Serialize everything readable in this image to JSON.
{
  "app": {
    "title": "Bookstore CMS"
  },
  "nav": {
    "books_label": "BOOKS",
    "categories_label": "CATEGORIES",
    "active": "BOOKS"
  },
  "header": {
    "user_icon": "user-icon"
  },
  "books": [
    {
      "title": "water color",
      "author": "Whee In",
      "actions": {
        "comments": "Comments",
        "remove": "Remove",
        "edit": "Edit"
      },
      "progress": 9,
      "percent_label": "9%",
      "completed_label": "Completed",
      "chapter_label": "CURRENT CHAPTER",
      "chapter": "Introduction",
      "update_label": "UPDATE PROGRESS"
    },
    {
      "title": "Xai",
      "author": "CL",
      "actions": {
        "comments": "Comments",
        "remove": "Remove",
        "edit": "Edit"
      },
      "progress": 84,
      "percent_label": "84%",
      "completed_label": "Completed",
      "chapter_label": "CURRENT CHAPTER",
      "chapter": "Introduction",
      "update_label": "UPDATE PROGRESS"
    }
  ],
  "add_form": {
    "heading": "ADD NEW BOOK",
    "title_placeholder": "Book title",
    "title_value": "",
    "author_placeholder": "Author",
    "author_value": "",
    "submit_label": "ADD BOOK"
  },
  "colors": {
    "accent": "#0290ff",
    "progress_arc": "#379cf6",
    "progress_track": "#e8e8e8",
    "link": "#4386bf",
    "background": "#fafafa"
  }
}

....................

_Task to carry out:_ Take the entries and copy them out exactly.

_Worked answer:_
Serialize everything readable in this image to JSON.
{
  "app": {
    "title": "Bookstore CMS"
  },
  "nav": {
    "books_label": "BOOKS",
    "categories_label": "CATEGORIES",
    "active": "BOOKS"
  },
  "header": {
    "user_icon": "user-icon"
  },
  "books": [
    {
      "title": "water color",
      "author": "Whee In",
      "actions": {
        "comments": "Comments",
        "remove": "Remove",
        "edit": "Edit"
      },
      "progress": 9,
      "percent_label": "9%",
      "completed_label": "Completed",
      "chapter_label": "CURRENT CHAPTER",
      "chapter": "Introduction",
      "update_label": "UPDATE PROGRESS"
    },
    {
      "title": "Xai",
      "author": "CL",
      "actions": {
        "comments": "Comments",
        "remove": "Remove",
        "edit": "Edit"
      },
      "progress": 84,
      "percent_label": "84%",
      "completed_label": "Completed",
      "chapter_label": "CURRENT CHAPTER",
      "chapter": "Introduction",
      "update_label": "UPDATE PROGRESS"
    }
  ],
  "add_form": {
    "heading": "ADD NEW BOOK",
    "title_placeholder": "Book title",
    "title_value": "",
    "author_placeholder": "Author",
    "author_value": "",
    "submit_label": "ADD BOOK"
  },
  "colors": {
    "accent": "#0290ff",
    "progress_arc": "#379cf6",
    "progress_track": "#e8e8e8",
    "link": "#4386bf",
    "background": "#fafafa"
  }
}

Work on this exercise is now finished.